### YOUR GOAL
Could you render the material as a numbered list, starting at its first line and stopping after the line that contains "like-count: 11 bbox=[464, 336, 490, 360]", with any blank lines left out?

### MATERIAL TO PROCESS
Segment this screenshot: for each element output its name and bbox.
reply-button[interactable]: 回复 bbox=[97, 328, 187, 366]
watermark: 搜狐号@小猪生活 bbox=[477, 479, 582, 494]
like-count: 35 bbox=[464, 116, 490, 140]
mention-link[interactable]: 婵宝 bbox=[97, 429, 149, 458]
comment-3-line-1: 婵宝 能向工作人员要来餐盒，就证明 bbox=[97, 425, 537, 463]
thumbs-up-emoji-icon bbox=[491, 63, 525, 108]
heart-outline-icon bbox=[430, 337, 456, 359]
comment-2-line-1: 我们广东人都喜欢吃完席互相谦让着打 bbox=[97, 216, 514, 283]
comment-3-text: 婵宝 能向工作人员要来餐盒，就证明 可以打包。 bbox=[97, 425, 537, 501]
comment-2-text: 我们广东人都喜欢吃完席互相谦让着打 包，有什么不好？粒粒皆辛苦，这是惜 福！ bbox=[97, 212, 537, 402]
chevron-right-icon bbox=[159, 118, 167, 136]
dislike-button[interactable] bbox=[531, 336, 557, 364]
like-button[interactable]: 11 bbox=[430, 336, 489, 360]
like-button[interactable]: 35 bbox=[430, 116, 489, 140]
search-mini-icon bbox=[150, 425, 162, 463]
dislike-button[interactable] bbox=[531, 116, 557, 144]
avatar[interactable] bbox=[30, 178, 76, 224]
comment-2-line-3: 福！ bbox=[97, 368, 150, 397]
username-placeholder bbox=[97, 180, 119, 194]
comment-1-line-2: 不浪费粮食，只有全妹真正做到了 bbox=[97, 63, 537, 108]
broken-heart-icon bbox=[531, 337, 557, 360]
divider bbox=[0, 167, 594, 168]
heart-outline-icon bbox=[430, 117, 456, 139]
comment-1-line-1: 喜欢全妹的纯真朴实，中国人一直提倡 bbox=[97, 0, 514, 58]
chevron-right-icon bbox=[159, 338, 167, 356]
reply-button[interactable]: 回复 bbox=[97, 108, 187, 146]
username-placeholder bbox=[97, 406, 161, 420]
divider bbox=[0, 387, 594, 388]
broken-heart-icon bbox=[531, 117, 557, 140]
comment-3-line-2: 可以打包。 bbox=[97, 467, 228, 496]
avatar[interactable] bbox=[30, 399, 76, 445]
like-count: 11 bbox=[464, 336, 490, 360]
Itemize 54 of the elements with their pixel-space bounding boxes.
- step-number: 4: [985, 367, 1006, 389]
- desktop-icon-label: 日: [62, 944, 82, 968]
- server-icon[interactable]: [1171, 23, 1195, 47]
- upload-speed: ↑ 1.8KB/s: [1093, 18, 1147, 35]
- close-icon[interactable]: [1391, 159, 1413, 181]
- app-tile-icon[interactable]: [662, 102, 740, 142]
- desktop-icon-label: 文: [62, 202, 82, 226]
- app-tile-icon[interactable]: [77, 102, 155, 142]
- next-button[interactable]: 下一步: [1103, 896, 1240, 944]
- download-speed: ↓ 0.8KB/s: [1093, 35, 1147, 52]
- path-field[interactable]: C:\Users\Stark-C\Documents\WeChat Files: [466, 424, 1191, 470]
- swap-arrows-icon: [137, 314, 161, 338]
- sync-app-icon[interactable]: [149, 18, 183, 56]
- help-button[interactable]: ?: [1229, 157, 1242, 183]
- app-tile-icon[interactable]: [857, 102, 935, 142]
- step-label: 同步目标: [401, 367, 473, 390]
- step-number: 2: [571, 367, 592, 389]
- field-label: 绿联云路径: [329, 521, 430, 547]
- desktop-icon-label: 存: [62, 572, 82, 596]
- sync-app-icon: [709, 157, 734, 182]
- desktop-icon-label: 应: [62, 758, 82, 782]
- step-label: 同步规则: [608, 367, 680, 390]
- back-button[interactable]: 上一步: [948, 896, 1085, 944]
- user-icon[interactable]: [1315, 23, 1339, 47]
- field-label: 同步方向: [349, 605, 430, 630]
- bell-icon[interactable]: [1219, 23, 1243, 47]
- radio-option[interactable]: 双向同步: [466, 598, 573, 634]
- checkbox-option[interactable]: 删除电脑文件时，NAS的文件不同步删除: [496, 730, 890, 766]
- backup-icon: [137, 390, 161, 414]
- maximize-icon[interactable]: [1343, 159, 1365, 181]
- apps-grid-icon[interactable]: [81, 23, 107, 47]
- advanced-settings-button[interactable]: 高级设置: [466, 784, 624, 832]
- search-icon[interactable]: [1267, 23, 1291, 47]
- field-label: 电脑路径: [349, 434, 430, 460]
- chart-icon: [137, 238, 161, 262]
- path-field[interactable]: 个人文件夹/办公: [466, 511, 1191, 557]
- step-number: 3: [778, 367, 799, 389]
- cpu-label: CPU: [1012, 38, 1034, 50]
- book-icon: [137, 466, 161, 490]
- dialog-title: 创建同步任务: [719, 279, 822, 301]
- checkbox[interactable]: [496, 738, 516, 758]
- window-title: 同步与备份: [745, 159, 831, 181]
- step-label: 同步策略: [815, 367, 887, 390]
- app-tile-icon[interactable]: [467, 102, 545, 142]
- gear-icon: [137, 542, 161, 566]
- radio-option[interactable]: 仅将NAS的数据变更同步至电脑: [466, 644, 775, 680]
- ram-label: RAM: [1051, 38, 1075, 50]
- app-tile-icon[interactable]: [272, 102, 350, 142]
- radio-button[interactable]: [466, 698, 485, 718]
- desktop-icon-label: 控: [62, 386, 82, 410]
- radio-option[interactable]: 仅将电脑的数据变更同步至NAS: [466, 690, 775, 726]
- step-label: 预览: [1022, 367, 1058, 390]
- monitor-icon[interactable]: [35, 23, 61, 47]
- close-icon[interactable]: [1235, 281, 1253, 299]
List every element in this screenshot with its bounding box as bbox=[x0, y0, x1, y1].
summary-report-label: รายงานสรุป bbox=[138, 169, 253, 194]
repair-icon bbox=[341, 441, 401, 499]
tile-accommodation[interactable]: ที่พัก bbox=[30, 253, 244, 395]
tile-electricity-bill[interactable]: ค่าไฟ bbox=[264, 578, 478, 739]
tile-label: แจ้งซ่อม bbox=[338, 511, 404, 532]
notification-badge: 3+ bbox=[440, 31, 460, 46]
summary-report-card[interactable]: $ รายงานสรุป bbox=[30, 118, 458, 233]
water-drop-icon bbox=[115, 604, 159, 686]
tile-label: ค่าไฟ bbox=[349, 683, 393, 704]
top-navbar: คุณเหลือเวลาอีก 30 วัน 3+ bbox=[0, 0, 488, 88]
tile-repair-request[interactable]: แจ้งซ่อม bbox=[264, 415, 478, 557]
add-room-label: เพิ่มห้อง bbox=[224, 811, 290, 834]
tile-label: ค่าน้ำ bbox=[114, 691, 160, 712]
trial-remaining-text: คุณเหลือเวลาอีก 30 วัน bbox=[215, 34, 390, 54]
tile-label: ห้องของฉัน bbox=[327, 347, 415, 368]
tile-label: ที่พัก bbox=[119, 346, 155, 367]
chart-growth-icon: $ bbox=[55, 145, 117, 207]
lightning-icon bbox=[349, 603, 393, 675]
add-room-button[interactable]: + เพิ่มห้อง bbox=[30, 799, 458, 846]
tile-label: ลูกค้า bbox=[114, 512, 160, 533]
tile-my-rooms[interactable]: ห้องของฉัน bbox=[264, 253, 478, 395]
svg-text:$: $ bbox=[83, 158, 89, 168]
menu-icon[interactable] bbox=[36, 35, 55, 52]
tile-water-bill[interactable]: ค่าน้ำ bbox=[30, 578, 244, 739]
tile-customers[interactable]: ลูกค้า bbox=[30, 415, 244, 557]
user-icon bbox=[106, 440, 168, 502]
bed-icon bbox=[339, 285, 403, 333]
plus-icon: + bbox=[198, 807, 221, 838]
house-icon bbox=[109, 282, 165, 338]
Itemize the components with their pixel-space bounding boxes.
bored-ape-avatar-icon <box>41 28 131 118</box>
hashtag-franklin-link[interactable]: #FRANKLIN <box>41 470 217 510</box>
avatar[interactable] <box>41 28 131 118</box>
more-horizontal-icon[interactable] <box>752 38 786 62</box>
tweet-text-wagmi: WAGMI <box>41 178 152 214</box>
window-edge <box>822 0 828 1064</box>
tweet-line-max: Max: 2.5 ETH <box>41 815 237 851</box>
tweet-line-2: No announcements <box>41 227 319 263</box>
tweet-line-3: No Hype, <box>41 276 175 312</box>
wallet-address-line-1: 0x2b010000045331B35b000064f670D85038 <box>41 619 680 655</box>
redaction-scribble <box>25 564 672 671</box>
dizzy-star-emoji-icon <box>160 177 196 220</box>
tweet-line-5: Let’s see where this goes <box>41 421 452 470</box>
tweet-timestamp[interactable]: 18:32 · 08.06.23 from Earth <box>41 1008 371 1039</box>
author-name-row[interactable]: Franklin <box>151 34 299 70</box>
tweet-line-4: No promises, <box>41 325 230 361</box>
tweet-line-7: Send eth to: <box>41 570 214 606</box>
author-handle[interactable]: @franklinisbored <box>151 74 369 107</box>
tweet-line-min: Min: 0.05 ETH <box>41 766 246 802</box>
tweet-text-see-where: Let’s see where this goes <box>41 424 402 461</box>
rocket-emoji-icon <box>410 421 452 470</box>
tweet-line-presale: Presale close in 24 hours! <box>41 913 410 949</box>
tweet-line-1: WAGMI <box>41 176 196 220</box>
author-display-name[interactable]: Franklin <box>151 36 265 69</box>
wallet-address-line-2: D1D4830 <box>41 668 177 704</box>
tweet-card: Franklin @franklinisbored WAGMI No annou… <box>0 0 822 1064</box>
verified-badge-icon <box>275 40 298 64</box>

### SOLUTION TO THIS PROBLEM
1. Segment this screenshot: for each element output its name and bbox.
2. reply-button[interactable]: 回复 bbox=[97, 328, 187, 366]
3. watermark: 搜狐号@小猪生活 bbox=[477, 479, 582, 494]
4. like-count: 35 bbox=[464, 116, 490, 140]
5. mention-link[interactable]: 婵宝 bbox=[97, 429, 149, 458]
6. comment-3-line-1: 婵宝 能向工作人员要来餐盒，就证明 bbox=[97, 425, 537, 463]
7. thumbs-up-emoji-icon bbox=[491, 63, 525, 108]
8. heart-outline-icon bbox=[430, 337, 456, 359]
9. comment-2-line-1: 我们广东人都喜欢吃完席互相谦让着打 bbox=[97, 216, 514, 283]
10. comment-3-text: 婵宝 能向工作人员要来餐盒，就证明 可以打包。 bbox=[97, 425, 537, 501]
11. comment-2-text: 我们广东人都喜欢吃完席互相谦让着打 包，有什么不好？粒粒皆辛苦，这是惜 福！ bbox=[97, 212, 537, 402]
12. chevron-right-icon bbox=[159, 118, 167, 136]
13. dislike-button[interactable] bbox=[531, 336, 557, 364]
14. like-button[interactable]: 11 bbox=[430, 336, 489, 360]
15. like-button[interactable]: 35 bbox=[430, 116, 489, 140]
16. search-mini-icon bbox=[150, 425, 162, 463]
17. dislike-button[interactable] bbox=[531, 116, 557, 144]
18. avatar[interactable] bbox=[30, 178, 76, 224]
19. comment-2-line-3: 福！ bbox=[97, 368, 150, 397]
20. username-placeholder bbox=[97, 180, 119, 194]
21. comment-1-line-2: 不浪费粮食，只有全妹真正做到了 bbox=[97, 63, 537, 108]
22. broken-heart-icon bbox=[531, 337, 557, 360]
23. divider bbox=[0, 167, 594, 168]
24. heart-outline-icon bbox=[430, 117, 456, 139]
25. comment-1-line-1: 喜欢全妹的纯真朴实，中国人一直提倡 bbox=[97, 0, 514, 58]
26. chevron-right-icon bbox=[159, 338, 167, 356]
27. reply-button[interactable]: 回复 bbox=[97, 108, 187, 146]
28. username-placeholder bbox=[97, 406, 161, 420]
29. divider bbox=[0, 387, 594, 388]
30. broken-heart-icon bbox=[531, 117, 557, 140]
31. comment-3-line-2: 可以打包。 bbox=[97, 467, 228, 496]
32. avatar[interactable] bbox=[30, 399, 76, 445]
33. like-count: 11 bbox=[464, 336, 490, 360]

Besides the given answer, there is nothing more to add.